## EXERCISE TASKS
(1) Check each statement against the karate forum thread. For each one, answer yes or no and quote the words from the thread that decide it. (a) Tez3 says that freestyle in karate competitions usually means more or less kickboxing. (b) MAfreak says that Shotokan sparring allows low kicks. (c) JowGaWolf says that grapplers use a mat.
(2) Write the next part of the karate forum thread, picking up right after its final line.

— Begin PASSAGE TO READ —

The term "freestyle" was used there as there were many different styles fighting so they had just a "universal" set of rules. Not just "karate fighting rules" or "taekwondo rules" for example.


----------



## JowGaWolf

MAfreak said:


> imo freestyle would include grappling/ground fighting but with full boxing gloves uhm whatever. i guess every host has his own interpretation.


Grappling on a hardwood floor? that's insane.  There would be so many injuries from something like that.  There's a reason why grapplers use a mat.


----------



## Tez3

Freestyle in karate competitions usually means more or less kickboxing. It allows anyone from any style to compete. I've never known it to mean using groundwork.



MAfreak said:


> didn't look like shotokan,



I'm not sure what you think Shotokan sparring should look like? or for that matter what you think karate sparring should look like?


----------



## MAfreak

JowGaWolf said:


> Grappling on a hardwood floor? that's insane.  There would be so many injuries from something like that.  There's a reason why grapplers use a mat.


well not if its light sparring. we did so, too. but surely even "light throwing" since its just training not killing each other. no mats is just another sign of no "freestyle" rules (when freestyle means same as mma), like the full gloves in which one couldn't grab.



Tez3 said:


> Freestyle in karate competitions usually means more or less kickboxing. It allows anyone from any style to compete. I've never known it to mean using groundwork.
> I'm not sure what you think Shotokan sparring should look like? or for that matter what you think karate sparring should look like?



there's so much karate styles and federations, here in germany freestyle karate (in the wkf) means again something very different.
shotokan is point fighting, no infights, no low kicks, no hooks, bad covering, just straight punches and backfist, but all kind of snapping or straight kicks above the waist and foot sweeps. but it may vary in the federations. it has many similarities to taekwondo which originated partially from shotokan.

by the way there are karate styles using groundwork in their sparring, like goju ryu in their irikumi.


----------



## Tez3

MAfreak said:


> there's so much karate styles and federations, here in germany freestyle karate (in the wkf) means again something very different.

— End PASSAGE TO READ —
— Begin ROWS —

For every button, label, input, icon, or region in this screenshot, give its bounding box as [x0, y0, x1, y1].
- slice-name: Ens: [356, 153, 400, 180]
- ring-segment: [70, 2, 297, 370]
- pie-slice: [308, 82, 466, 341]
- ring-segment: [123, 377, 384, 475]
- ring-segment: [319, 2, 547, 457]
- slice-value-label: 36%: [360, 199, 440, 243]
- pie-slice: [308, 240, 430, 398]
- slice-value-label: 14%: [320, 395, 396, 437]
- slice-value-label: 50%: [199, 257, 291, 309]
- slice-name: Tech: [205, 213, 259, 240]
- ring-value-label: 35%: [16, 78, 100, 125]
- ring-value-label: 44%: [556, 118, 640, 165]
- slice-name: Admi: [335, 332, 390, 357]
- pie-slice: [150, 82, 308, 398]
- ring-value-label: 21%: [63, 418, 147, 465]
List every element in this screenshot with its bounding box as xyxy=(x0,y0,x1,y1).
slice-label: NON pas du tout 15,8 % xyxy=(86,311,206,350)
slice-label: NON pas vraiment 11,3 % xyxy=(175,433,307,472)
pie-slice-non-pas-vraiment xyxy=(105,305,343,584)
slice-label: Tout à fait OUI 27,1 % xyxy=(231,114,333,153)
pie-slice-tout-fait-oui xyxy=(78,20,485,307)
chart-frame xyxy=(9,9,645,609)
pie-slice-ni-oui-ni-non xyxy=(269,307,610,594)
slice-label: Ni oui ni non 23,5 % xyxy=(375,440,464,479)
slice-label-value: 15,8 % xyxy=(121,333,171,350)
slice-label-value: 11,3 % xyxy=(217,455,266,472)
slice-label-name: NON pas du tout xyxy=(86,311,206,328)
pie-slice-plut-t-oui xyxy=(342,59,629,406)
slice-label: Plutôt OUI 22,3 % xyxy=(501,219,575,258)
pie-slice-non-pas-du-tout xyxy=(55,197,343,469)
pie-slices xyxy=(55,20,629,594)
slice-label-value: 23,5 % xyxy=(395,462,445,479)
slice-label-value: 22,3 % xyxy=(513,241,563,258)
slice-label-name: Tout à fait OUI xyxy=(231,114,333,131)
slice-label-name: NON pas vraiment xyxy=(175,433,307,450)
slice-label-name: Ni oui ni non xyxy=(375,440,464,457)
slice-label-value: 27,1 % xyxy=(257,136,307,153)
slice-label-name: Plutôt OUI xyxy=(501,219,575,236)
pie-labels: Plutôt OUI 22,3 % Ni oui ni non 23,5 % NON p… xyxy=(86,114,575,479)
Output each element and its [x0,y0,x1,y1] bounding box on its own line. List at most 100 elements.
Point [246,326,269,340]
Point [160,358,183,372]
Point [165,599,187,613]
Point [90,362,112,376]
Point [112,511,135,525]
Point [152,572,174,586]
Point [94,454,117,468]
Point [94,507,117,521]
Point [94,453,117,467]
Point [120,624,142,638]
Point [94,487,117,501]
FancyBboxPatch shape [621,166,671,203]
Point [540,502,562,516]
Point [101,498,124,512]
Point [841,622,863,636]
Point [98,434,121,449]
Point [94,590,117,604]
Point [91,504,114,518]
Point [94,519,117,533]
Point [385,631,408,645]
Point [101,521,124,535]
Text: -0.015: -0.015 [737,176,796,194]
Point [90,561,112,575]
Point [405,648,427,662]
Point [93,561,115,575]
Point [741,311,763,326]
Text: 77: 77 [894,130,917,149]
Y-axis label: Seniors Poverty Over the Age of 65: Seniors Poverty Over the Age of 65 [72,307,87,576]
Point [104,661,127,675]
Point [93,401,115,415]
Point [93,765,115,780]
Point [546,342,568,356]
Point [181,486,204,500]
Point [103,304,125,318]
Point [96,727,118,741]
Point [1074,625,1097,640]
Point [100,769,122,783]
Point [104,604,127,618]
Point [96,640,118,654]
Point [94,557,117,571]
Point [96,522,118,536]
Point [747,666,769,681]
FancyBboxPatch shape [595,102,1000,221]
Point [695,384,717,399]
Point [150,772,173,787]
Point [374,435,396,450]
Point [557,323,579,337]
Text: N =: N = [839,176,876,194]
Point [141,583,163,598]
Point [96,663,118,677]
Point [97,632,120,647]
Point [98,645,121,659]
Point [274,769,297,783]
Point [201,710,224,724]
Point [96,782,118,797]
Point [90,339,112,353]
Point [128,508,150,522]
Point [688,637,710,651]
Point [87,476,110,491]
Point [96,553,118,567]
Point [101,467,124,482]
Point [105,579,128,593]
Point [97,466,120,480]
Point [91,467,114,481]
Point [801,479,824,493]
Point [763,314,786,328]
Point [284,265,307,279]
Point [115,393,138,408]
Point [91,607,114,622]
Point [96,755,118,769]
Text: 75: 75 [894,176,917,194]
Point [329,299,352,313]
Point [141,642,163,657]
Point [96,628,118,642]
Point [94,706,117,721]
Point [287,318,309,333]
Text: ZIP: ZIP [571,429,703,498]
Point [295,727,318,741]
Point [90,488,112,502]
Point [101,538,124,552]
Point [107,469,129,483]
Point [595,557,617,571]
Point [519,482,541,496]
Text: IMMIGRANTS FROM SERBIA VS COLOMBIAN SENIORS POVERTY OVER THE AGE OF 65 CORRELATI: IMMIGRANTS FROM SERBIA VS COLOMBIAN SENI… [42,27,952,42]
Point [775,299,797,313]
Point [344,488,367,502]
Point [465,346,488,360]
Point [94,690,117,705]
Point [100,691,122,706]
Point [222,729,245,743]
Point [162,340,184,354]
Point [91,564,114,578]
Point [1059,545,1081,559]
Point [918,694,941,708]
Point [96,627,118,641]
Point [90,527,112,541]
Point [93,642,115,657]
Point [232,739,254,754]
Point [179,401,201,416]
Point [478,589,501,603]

— End ROWS —

## THE RESULTS
(1)
(a) Yes: "Freestyle in karate competitions usually means more or less kickboxing."
(b) No: "shotokan is point fighting, no infights, no low kicks, no hooks"
(c) Yes: "There's a reason why grapplers use a mat."

(2)
> shotokan is point fighting, no infights, no low kicks, no hooks, bad covering, just straight punches and backfist, but all kind of snapping or straight kicks above the waist and foot sweeps. but it may vary in the federations. it has many similarities to taekwondo which originated partially from shotokan.
> 
> by the way there are karate styles using groundwork in their sparring, like goju ryu in their irikumi



You are mixing up competition rules with fighting/sparring styles. Shotokan isn't as you describe it but _point fighting is_, I know many Shotokan full contact fighters plus many who do not compete at all in any competitions. Inference should not be drawn from competitive fights as to how a style actually fights/spars.

'By the way' my style Wado Ryu has groundwork too. Freestyle doesn't mean MMA, MMA means MMA and like Judo and Jujutsu ( both Brazilian and Japanese) will be done on mats either in a hall or a cage/ring but always mats. It's done for sport so there's never a reason to have extra injuries by not using mats.


----------



## BigJavi973

Tez3 said:


> Freestyle in karate competitions usually means more or less kickboxing. It allows anyone from any style to compete. I've never known it to mean using groundwork.
> 
> 
> 
> *I'm not sure what you think Shotokan sparring should look like? or for that matter what you think karate sparring should look like?*



Probably the traditional back & forth kumite with controlled techniques. I've seen alot of those on youtube.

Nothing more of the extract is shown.